■ **CHALLENGE A**
Answer these from the case summary about Cast Art and Papel:
(i) How large was the loan Cast Art negotiated with PNC Bank?
(ii) In what month and year did KPMG deliver the completed 1998 and 1999 audits to Papel?
(iii) In what month and year did Cast Art and Papel consummate the merger?
■ **CHALLENGE B**
From the Cast Art and Papel case summary, set down the passage word for word, starting with "Cast Art Industries*" and going on through "of the loan.".

■ **PROVIDED TEXT**
______

1. Describe the types of accounting irregularities that were going on at Papel. 2. What is the...

Question:

1. Describe the types of accounting irregularities that were going on at Papel.

2. What is the significance of the term “engagement” in the opinion?

3. Where does New Jersey fit with regard to privity and the Restatement rule when it comes to auditor liability to third parties?


Cast Art Industries* produced and sold collectible figurines and giftware. Papel Giftware was in the same line of business as Cast Art, and in spring 2000 Cast Art explored acquiring Papel. Among the factors that made Papel so attractive to Cast Art were Papel’s large number of existing customer accounts, its existing sales force, and its production facilities. Eventually, Cast Art decided on a merger, rather than an acquisition. Cast Art negotiated a loan agreement with PNC Bank for $22 million to fund the venture. PNC’s conditions included that it receive audited financial statements and that Cast Art’s CEO, Scott Sherman, personally guarantee $3.3 million of the loan.

KPMG (defendant) had audited Papel’s financial statements since 1997. KPMG was already in the process of auditing Papel’s 1998 and 1999 financial statements when Cast Art and Papel began their merger discussions. In its letter to the chairman of Papel’s audit committee dated November 17, 1999, in which it agreed to undertake these audits and report the results, KPMG noted the parameters of its work:

[T]here is a risk that material errors, fraud (including fraud that may be an illegal act), and other illegal acts may exist and not be detected by an audit performed in accordance with generally accepted auditing standards. Also, an audit is not designed to detect matters that are immaterial to the financial statements. In September 2000, KPMG delivered to Papel the completed audits for the years 1998 and 1999. KPMG included in its accompanying opinion letter, which again was addressed to the chairman of Papel’s audit committee, that Papel “was not in compliance with certain financial covenants” with its lenders, which KPMG characterized as raising “substantial doubt about the Company’s ability to continue as a going concern.”

Cast Art obtained copies of the completed 1998 and 1999 audits and provided copies to PNC. Three months later, in December 2000, Cast Art and Papel consummated the merger. Shortly after the merger was finalized, Cast Art began to experience difficulty in collecting some of the accounts receivable that it had believed Papel had had outstanding prior to the merger. Cast Art began its own investigation and learned that the 1998 and 1999 financial statements prepared by Papel were inaccurate and that Papel had engaged regularly in accelerating revenue. Papel did not follow its stated policy to recognize revenue from sales when goods were shipped and invoices sent. Papel routinely booked revenue from goods that had not yet been shipped. There was also testimony that at certain points Papel would not close out its books at month’s end. Rather, it would hold them open and book the improperly extended month revenue that was earned in the following period. There was also testimony that at least one transaction, referred to at trial as the “Bookman” transaction, was a fraudulent entry of a $121,244 sale that never occurred. Although Cast Art knew at the time of the merger that Papel was carrying a significant amount of debt, it was unaware of those accounting irregularities until after the merger was complete. The surviving corporation was unable to generate sufficient revenue to carry its debt load and produce new goods, and it eventually failed.

______

■ **ROWS**
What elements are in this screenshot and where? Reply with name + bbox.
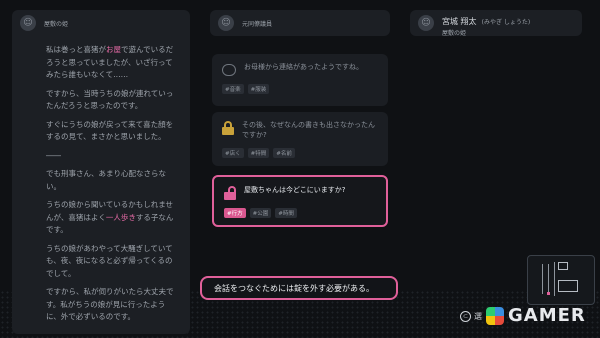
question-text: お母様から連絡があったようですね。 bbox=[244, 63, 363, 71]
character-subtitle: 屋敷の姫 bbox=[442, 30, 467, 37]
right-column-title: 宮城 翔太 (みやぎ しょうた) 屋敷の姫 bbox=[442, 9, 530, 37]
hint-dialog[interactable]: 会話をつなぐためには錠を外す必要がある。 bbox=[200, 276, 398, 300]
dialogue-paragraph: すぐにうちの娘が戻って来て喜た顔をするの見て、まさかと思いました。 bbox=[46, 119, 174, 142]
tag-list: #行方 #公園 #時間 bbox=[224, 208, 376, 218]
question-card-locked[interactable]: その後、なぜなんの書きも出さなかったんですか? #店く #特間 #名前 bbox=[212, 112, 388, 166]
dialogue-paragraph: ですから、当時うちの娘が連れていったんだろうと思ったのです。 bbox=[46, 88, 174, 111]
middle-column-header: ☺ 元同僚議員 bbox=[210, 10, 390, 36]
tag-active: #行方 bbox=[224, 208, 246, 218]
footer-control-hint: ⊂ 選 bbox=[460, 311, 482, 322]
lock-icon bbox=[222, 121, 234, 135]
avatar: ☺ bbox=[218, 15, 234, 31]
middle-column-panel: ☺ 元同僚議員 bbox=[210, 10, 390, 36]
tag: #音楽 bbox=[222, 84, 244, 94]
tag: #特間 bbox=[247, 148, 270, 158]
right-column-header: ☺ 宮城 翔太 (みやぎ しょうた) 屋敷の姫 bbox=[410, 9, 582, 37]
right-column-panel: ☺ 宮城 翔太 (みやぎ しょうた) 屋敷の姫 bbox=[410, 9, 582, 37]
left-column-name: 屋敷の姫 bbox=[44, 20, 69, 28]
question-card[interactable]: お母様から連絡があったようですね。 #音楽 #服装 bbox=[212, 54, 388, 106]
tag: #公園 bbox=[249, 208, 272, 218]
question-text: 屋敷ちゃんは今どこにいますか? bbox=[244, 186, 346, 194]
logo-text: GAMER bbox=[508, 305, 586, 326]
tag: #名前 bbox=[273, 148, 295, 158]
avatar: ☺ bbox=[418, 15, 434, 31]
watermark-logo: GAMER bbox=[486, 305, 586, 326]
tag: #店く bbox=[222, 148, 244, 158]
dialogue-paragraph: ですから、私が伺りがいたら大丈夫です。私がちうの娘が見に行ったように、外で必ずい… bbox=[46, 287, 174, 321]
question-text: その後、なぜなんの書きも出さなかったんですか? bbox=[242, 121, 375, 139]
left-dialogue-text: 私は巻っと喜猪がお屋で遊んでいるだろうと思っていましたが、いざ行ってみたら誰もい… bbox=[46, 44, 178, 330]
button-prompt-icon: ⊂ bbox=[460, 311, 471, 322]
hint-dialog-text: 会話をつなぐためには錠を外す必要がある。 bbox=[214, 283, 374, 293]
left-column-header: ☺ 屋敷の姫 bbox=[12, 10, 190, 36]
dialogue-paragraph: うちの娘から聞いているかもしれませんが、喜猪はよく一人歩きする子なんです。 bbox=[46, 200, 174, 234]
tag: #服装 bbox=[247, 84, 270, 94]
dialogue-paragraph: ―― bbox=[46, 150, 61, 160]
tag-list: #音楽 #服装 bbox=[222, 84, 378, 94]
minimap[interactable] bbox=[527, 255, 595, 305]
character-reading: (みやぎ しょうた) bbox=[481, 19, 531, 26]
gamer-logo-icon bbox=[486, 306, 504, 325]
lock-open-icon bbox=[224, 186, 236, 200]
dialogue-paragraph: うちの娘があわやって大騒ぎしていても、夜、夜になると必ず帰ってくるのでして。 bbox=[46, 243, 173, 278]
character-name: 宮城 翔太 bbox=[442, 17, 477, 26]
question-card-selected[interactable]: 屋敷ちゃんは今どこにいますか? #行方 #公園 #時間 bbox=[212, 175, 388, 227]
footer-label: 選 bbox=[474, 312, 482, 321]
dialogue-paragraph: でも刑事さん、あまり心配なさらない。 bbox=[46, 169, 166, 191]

______

■ **TASK OUTPUT A**
(i) $22 million
(ii) September 2000
(iii) December 2000

■ **TASK OUTPUT B**
Cast Art Industries* produced and sold collectible figurines and giftware. Papel Giftware was in the same line of business as Cast Art, and in spring 2000 Cast Art explored acquiring Papel. Among the factors that made Papel so attractive to Cast Art were Papel’s large number of existing customer accounts, its existing sales force, and its production facilities. Eventually, Cast Art decided on a merger, rather than an acquisition. Cast Art negotiated a loan agreement with PNC Bank for $22 million to fund the venture. PNC’s conditions included that it receive audited financial statements and that Cast Art’s CEO, Scott Sherman, personally guarantee $3.3 million of the loan.